Aim of the exercise: Copy each line of the records that holds the string "source".

Information provided:
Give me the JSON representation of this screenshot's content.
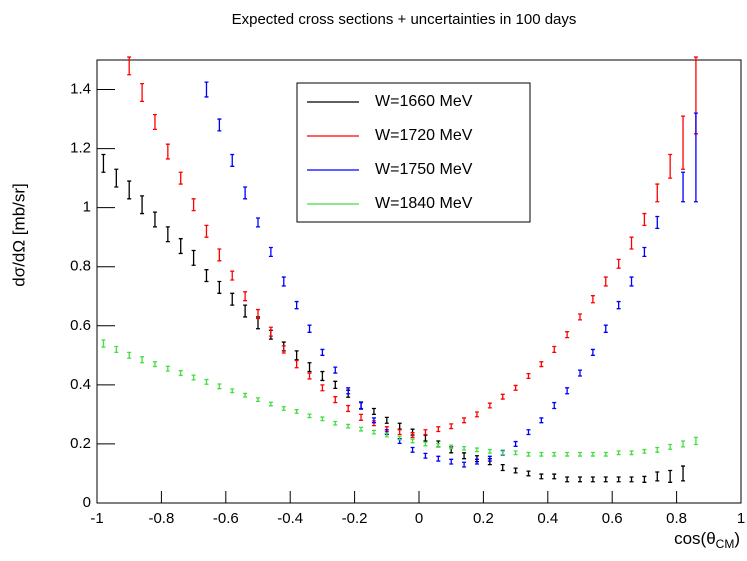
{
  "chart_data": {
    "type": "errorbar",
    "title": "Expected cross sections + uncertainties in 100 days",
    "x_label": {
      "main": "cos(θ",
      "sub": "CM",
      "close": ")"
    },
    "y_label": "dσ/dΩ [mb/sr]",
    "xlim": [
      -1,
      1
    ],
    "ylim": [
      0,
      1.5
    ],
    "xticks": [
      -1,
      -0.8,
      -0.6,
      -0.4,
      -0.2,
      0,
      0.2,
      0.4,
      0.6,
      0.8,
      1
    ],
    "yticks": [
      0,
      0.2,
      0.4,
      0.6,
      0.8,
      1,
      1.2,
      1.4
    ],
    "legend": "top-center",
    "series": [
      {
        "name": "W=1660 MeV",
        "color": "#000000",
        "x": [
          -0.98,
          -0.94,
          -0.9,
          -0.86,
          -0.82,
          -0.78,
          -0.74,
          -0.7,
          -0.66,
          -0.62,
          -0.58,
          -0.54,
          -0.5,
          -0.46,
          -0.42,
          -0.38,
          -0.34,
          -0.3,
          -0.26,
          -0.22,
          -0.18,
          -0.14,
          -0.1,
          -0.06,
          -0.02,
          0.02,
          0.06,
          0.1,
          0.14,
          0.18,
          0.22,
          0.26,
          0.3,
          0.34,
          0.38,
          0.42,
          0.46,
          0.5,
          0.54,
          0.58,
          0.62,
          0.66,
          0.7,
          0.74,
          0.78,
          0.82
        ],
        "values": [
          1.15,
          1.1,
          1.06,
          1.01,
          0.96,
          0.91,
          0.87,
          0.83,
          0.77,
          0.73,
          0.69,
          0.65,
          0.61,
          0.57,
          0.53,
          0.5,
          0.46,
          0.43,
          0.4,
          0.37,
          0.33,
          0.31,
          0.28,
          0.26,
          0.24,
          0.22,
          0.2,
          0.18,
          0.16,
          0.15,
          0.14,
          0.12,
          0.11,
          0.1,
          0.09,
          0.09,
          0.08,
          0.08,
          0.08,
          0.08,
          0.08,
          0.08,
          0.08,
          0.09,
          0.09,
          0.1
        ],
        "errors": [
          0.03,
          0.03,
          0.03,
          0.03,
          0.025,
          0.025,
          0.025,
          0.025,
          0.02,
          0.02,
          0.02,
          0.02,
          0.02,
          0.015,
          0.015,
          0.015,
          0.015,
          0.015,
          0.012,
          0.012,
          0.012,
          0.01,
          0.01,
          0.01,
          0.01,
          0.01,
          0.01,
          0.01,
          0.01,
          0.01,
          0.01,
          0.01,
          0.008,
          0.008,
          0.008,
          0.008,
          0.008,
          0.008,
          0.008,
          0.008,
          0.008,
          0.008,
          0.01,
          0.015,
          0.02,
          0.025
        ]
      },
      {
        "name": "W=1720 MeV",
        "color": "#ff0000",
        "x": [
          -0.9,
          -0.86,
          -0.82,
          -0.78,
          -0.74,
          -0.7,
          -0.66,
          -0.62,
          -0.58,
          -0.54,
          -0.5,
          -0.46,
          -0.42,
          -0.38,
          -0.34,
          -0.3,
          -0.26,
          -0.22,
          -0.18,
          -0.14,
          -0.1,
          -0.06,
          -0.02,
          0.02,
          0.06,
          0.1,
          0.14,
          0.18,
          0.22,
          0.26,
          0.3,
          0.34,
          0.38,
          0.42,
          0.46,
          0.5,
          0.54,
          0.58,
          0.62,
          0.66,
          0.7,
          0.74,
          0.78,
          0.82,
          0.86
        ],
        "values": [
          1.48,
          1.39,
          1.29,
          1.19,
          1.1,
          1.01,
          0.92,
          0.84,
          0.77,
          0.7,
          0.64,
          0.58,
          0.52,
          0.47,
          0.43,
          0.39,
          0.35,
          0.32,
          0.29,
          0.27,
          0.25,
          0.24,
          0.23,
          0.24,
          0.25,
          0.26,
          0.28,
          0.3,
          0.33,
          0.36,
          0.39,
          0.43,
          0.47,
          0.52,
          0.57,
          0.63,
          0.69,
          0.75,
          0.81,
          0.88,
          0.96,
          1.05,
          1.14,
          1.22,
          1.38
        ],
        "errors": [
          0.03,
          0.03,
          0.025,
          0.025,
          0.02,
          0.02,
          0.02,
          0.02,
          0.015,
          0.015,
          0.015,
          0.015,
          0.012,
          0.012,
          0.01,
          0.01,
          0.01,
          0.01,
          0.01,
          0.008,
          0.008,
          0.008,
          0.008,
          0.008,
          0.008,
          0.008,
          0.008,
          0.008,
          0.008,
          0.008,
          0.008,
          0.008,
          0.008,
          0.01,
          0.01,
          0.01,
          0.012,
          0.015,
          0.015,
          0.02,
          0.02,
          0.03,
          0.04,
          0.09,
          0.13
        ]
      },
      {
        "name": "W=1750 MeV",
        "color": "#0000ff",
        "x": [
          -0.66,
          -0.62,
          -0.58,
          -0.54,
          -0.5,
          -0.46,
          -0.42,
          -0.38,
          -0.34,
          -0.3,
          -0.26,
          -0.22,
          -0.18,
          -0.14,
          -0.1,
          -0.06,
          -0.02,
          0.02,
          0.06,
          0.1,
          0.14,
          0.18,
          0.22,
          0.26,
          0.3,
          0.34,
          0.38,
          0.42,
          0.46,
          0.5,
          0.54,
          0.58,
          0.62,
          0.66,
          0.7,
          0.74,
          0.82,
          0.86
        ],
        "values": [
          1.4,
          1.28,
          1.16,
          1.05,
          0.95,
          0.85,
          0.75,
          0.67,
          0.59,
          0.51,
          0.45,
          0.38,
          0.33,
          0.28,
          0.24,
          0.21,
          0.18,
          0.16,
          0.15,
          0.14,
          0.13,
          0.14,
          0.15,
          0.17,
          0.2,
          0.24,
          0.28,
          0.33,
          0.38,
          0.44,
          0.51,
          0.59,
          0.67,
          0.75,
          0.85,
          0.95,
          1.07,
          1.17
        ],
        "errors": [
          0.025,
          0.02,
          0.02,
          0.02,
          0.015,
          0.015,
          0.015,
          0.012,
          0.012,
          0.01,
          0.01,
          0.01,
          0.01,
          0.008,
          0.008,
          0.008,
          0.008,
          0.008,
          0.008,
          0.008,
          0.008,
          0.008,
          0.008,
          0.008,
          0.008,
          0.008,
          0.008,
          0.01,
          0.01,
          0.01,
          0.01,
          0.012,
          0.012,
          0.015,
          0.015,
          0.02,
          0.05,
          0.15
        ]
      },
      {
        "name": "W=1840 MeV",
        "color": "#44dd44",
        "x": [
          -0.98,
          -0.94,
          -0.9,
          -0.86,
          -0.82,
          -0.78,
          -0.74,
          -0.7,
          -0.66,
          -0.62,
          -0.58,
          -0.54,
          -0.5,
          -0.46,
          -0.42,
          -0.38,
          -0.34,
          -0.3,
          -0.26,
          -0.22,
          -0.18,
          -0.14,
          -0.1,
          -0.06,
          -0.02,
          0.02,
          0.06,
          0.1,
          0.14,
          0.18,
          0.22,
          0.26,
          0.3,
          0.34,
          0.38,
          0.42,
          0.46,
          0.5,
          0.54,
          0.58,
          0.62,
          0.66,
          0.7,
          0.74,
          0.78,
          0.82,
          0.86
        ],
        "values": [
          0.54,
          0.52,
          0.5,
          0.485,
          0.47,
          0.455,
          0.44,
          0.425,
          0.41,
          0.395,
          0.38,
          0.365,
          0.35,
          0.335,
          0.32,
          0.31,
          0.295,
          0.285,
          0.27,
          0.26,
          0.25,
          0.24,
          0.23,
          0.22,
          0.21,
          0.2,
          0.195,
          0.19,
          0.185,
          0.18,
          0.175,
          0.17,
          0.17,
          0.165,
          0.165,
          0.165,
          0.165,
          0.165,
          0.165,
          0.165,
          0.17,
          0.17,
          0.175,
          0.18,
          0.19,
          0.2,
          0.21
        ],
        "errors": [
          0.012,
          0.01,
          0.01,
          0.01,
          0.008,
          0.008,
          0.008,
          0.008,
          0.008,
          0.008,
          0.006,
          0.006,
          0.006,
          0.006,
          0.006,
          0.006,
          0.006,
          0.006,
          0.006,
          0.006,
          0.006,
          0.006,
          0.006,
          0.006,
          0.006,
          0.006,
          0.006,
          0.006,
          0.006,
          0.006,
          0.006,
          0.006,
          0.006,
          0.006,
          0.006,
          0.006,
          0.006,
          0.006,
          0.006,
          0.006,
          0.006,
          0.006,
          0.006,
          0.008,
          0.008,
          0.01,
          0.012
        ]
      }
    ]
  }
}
==
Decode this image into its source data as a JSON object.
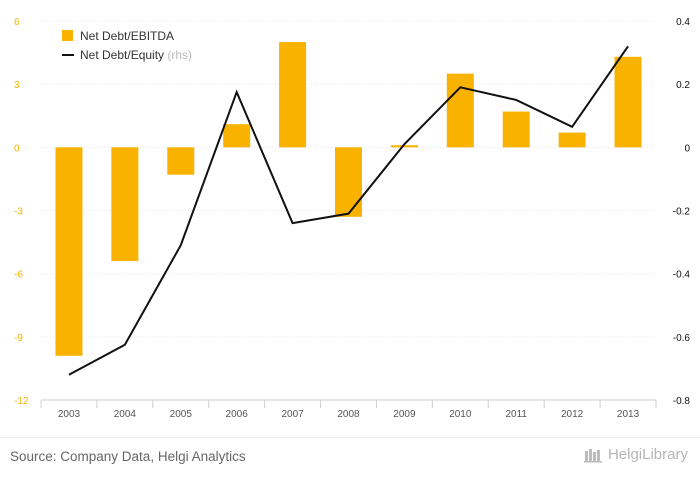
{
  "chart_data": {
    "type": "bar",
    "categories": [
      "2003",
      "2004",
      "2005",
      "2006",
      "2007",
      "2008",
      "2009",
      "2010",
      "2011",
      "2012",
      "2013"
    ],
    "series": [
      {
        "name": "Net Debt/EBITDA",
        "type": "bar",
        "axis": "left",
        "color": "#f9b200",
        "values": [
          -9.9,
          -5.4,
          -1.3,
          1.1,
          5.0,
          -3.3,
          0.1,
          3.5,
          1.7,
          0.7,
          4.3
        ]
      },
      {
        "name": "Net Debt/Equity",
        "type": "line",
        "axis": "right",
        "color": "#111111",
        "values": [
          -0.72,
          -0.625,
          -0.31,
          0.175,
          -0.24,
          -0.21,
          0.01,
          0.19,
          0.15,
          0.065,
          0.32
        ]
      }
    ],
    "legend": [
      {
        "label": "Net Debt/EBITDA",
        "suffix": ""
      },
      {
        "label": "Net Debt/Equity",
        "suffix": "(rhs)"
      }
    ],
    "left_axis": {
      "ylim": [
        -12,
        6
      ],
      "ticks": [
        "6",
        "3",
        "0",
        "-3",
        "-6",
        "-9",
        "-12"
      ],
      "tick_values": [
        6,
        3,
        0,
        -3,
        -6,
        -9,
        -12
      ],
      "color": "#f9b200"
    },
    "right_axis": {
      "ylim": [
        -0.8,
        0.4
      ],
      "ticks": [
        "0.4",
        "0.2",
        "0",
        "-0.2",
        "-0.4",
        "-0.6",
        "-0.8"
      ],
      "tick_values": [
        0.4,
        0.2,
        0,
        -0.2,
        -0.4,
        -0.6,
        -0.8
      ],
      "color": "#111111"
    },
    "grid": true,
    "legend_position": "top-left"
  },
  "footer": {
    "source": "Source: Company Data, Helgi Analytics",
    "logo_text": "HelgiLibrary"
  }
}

Final result:
Decode this image into its source data as a JSON object.
    "source": "Source: Company Data, Helgi Analytics",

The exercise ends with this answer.